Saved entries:
****
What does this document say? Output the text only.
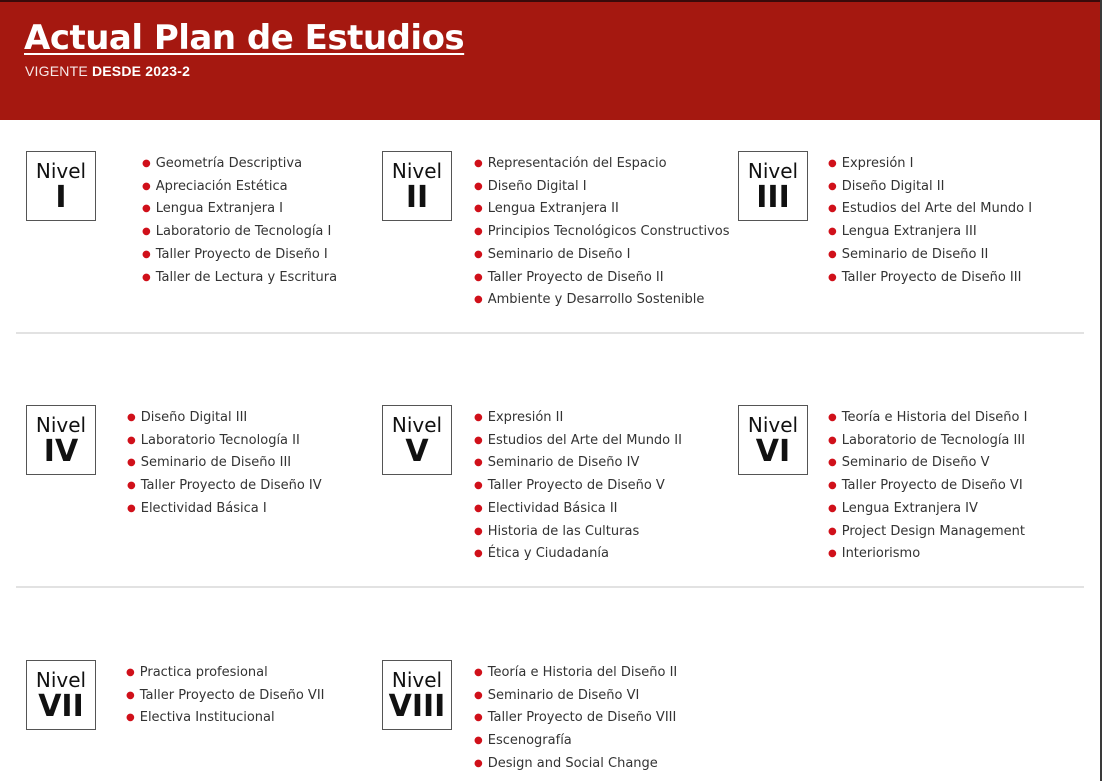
Actual Plan de Estudios
VIGENTE DESDE 2023-2
Nivel
I
● Geometría Descriptiva
● Apreciación Estética
● Lengua Extranjera I
● Laboratorio de Tecnología I
● Taller Proyecto de Diseño I
● Taller de Lectura y Escritura
Nivel
II
● Representación del Espacio
● Diseño Digital I
● Lengua Extranjera II
● Principios Tecnológicos Constructivos
● Seminario de Diseño I
● Taller Proyecto de Diseño II
● Ambiente y Desarrollo Sostenible
Nivel
III
● Expresión I
● Diseño Digital II
● Estudios del Arte del Mundo I
● Lengua Extranjera III
● Seminario de Diseño II
● Taller Proyecto de Diseño III
Nivel
IV
● Diseño Digital III
● Laboratorio Tecnología II
● Seminario de Diseño III
● Taller Proyecto de Diseño IV
● Electividad Básica I
Nivel
V
● Expresión II
● Estudios del Arte del Mundo II
● Seminario de Diseño IV
● Taller Proyecto de Diseño V
● Electividad Básica II
● Historia de las Culturas
● Ética y Ciudadanía
Nivel
VI
● Teoría e Historia del Diseño I
● Laboratorio de Tecnología III
● Seminario de Diseño V
● Taller Proyecto de Diseño VI
● Lengua Extranjera IV
● Project Design Management
● Interiorismo
Nivel
VII
● Practica profesional
● Taller Proyecto de Diseño VII
● Electiva Institucional
Nivel
VIII
● Teoría e Historia del Diseño II
● Seminario de Diseño VI
● Taller Proyecto de Diseño VIII
● Escenografía
● Design and Social Change
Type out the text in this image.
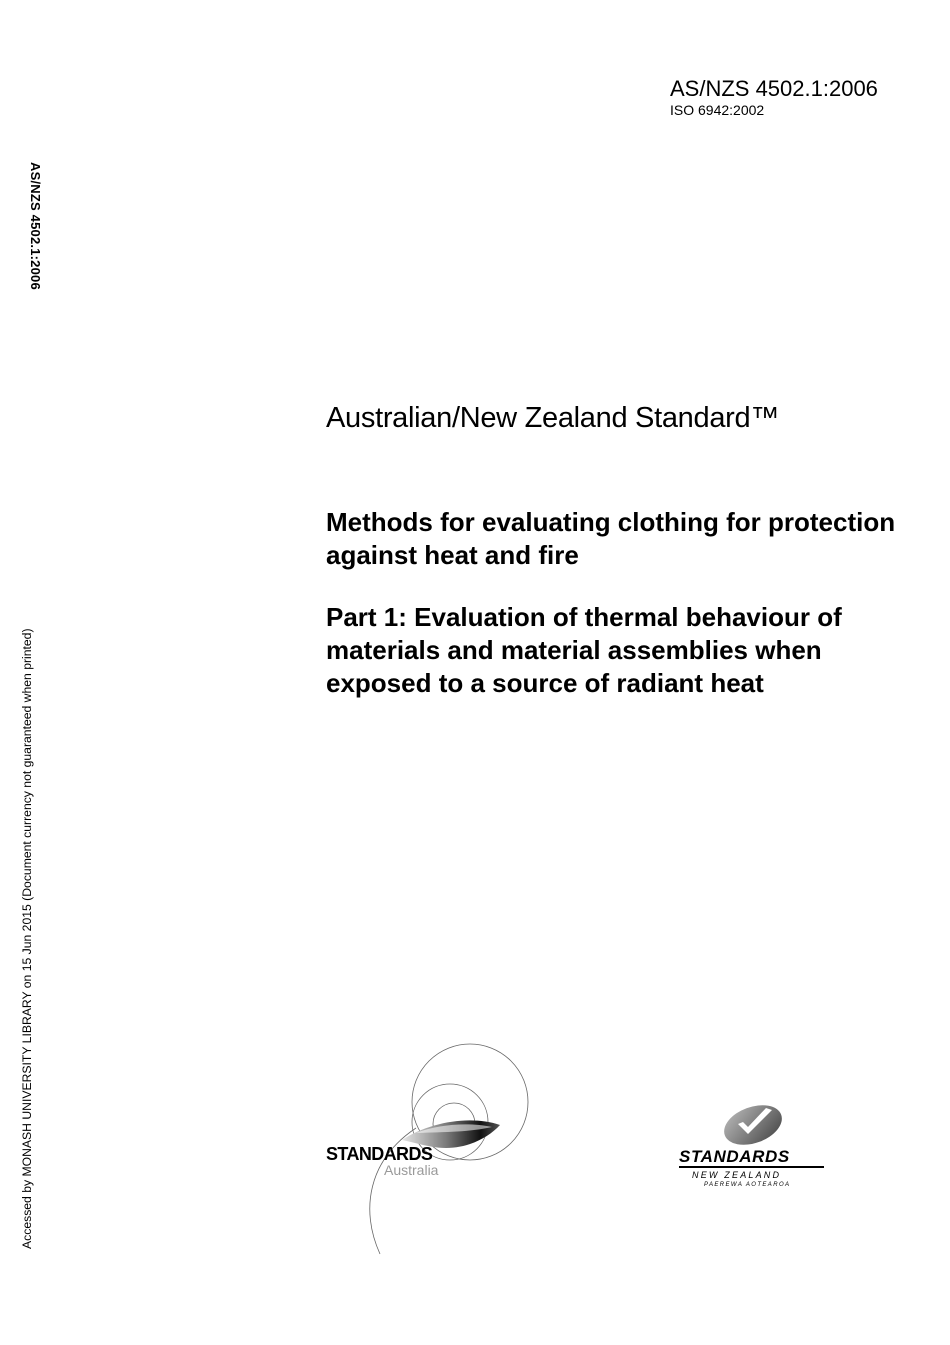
AS/NZS 4502.1:2006
ISO 6942:2002
AS/NZS 4502.1:2006
Accessed by MONASH UNIVERSITY LIBRARY on 15 Jun 2015 (Document currency not guaranteed when printed)
Australian/New Zealand Standard™
Methods for evaluating clothing for protection against heat and fire
Part 1: Evaluation of thermal behaviour of materials and material assemblies when exposed to a source of radiant heat
STANDARDS
Australia
STANDARDS
NEW ZEALAND
PAEREWA AOTEAROA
****
Exercise goal
Retype the data above exactly; pictures are not part of the copy.

Task output
What does this document say? Output the text only.
Actual Plan de Estudios
VIGENTE DESDE 2023-2
Nivel
I
● Geometría Descriptiva
● Apreciación Estética
● Lengua Extranjera I
● Laboratorio de Tecnología I
● Taller Proyecto de Diseño I
● Taller de Lectura y Escritura
Nivel
II
● Representación del Espacio
● Diseño Digital I
● Lengua Extranjera II
● Principios Tecnológicos Constructivos
● Seminario de Diseño I
● Taller Proyecto de Diseño II
● Ambiente y Desarrollo Sostenible
Nivel
III
● Expresión I
● Diseño Digital II
● Estudios del Arte del Mundo I
● Lengua Extranjera III
● Seminario de Diseño II
● Taller Proyecto de Diseño III
Nivel
IV
● Diseño Digital III
● Laboratorio Tecnología II
● Seminario de Diseño III
● Taller Proyecto de Diseño IV
● Electividad Básica I
Nivel
V
● Expresión II
● Estudios del Arte del Mundo II
● Seminario de Diseño IV
● Taller Proyecto de Diseño V
● Electividad Básica II
● Historia de las Culturas
● Ética y Ciudadanía
Nivel
VI
● Teoría e Historia del Diseño I
● Laboratorio de Tecnología III
● Seminario de Diseño V
● Taller Proyecto de Diseño VI
● Lengua Extranjera IV
● Project Design Management
● Interiorismo
Nivel
VII
● Practica profesional
● Taller Proyecto de Diseño VII
● Electiva Institucional
Nivel
VIII
● Teoría e Historia del Diseño II
● Seminario de Diseño VI
● Taller Proyecto de Diseño VIII
● Escenografía
● Design and Social Change
Type out the text in this image.
AS/NZS 4502.1:2006
ISO 6942:2002
AS/NZS 4502.1:2006
Accessed by MONASH UNIVERSITY LIBRARY on 15 Jun 2015 (Document currency not guaranteed when printed)
Australian/New Zealand Standard™
Methods for evaluating clothing for protection against heat and fire
Part 1: Evaluation of thermal behaviour of materials and material assemblies when exposed to a source of radiant heat
STANDARDS
Australia
STANDARDS
NEW ZEALAND
PAEREWA AOTEAROA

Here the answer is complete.